WORK REQUIRED:
Each entry below is to be transcribed exactly.
[GIVEN DATA start]
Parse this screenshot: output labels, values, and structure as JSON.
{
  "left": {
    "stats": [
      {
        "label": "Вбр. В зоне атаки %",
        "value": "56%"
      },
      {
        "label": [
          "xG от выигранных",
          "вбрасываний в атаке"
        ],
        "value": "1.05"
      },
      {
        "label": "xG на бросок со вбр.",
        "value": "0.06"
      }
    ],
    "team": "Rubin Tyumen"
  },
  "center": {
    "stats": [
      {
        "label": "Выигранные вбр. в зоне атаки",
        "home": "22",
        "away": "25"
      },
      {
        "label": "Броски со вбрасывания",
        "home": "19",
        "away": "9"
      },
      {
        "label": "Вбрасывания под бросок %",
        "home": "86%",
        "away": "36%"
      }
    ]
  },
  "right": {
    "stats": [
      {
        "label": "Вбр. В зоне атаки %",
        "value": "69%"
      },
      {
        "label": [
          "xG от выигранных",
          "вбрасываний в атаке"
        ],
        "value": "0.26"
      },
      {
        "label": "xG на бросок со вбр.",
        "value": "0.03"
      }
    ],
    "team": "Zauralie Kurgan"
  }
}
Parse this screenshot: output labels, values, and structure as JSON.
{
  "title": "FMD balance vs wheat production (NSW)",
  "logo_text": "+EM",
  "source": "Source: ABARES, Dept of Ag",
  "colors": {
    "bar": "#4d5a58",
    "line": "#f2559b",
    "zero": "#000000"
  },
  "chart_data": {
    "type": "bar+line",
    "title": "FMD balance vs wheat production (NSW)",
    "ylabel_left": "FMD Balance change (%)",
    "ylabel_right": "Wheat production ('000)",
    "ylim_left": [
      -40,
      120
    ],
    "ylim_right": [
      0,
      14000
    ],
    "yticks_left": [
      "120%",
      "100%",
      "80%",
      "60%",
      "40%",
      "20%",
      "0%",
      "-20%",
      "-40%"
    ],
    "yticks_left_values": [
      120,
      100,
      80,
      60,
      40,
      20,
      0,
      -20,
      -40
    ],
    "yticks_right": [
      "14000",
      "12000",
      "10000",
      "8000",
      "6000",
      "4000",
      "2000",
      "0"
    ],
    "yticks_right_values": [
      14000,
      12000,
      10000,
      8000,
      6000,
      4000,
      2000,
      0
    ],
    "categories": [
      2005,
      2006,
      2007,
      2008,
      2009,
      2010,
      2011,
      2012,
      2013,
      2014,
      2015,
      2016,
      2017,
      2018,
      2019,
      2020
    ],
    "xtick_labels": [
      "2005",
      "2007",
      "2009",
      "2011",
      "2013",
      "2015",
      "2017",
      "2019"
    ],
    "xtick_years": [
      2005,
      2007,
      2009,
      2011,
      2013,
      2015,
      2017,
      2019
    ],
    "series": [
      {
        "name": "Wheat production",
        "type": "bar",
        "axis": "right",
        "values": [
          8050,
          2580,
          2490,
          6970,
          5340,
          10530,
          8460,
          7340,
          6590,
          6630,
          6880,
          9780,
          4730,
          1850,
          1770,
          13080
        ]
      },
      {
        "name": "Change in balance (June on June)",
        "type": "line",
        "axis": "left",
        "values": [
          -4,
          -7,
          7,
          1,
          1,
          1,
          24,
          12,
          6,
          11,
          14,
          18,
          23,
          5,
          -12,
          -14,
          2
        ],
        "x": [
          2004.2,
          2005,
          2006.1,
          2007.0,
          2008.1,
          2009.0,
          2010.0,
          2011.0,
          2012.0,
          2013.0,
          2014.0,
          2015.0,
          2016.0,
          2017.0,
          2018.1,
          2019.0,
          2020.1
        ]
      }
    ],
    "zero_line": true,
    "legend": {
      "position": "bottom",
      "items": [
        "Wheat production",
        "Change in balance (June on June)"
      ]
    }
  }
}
[GIVEN DATA end]
EXPECTED OUTPUT:
Parse this screenshot: output labels, values, and structure as JSON.
{
  "left": {
    "stats": [
      {
        "label": "Вбр. В зоне атаки %",
        "value": "56%"
      },
      {
        "label": [
          "xG от выигранных",
          "вбрасываний в атаке"
        ],
        "value": "1.05"
      },
      {
        "label": "xG на бросок со вбр.",
        "value": "0.06"
      }
    ],
    "team": "Rubin Tyumen"
  },
  "center": {
    "stats": [
      {
        "label": "Выигранные вбр. в зоне атаки",
        "home": "22",
        "away": "25"
      },
      {
        "label": "Броски со вбрасывания",
        "home": "19",
        "away": "9"
      },
      {
        "label": "Вбрасывания под бросок %",
        "home": "86%",
        "away": "36%"
      }
    ]
  },
  "right": {
    "stats": [
      {
        "label": "Вбр. В зоне атаки %",
        "value": "69%"
      },
      {
        "label": [
          "xG от выигранных",
          "вбрасываний в атаке"
        ],
        "value": "0.26"
      },
      {
        "label": "xG на бросок со вбр.",
        "value": "0.03"
      }
    ],
    "team": "Zauralie Kurgan"
  }
}
Parse this screenshot: output labels, values, and structure as JSON.
{
  "title": "FMD balance vs wheat production (NSW)",
  "logo_text": "+EM",
  "source": "Source: ABARES, Dept of Ag",
  "colors": {
    "bar": "#4d5a58",
    "line": "#f2559b",
    "zero": "#000000"
  },
  "chart_data": {
    "type": "bar+line",
    "title": "FMD balance vs wheat production (NSW)",
    "ylabel_left": "FMD Balance change (%)",
    "ylabel_right": "Wheat production ('000)",
    "ylim_left": [
      -40,
      120
    ],
    "ylim_right": [
      0,
      14000
    ],
    "yticks_left": [
      "120%",
      "100%",
      "80%",
      "60%",
      "40%",
      "20%",
      "0%",
      "-20%",
      "-40%"
    ],
    "yticks_left_values": [
      120,
      100,
      80,
      60,
      40,
      20,
      0,
      -20,
      -40
    ],
    "yticks_right": [
      "14000",
      "12000",
      "10000",
      "8000",
      "6000",
      "4000",
      "2000",
      "0"
    ],
    "yticks_right_values": [
      14000,
      12000,
      10000,
      8000,
      6000,
      4000,
      2000,
      0
    ],
    "categories": [
      2005,
      2006,
      2007,
      2008,
      2009,
      2010,
      2011,
      2012,
      2013,
      2014,
      2015,
      2016,
      2017,
      2018,
      2019,
      2020
    ],
    "xtick_labels": [
      "2005",
      "2007",
      "2009",
      "2011",
      "2013",
      "2015",
      "2017",
      "2019"
    ],
    "xtick_years": [
      2005,
      2007,
      2009,
      2011,
      2013,
      2015,
      2017,
      2019
    ],
    "series": [
      {
        "name": "Wheat production",
        "type": "bar",
        "axis": "right",
        "values": [
          8050,
          2580,
          2490,
          6970,
          5340,
          10530,
          8460,
          7340,
          6590,
          6630,
          6880,
          9780,
          4730,
          1850,
          1770,
          13080
        ]
      },
      {
        "name": "Change in balance (June on June)",
        "type": "line",
        "axis": "left",
        "values": [
          -4,
          -7,
          7,
          1,
          1,
          1,
          24,
          12,
          6,
          11,
          14,
          18,
          23,
          5,
          -12,
          -14,
          2
        ],
        "x": [
          2004.2,
          2005,
          2006.1,
          2007.0,
          2008.1,
          2009.0,
          2010.0,
          2011.0,
          2012.0,
          2013.0,
          2014.0,
          2015.0,
          2016.0,
          2017.0,
          2018.1,
          2019.0,
          2020.1
        ]
      }
    ],
    "zero_line": true,
    "legend": {
      "position": "bottom",
      "items": [
        "Wheat production",
        "Change in balance (June on June)"
      ]
    }
  }
}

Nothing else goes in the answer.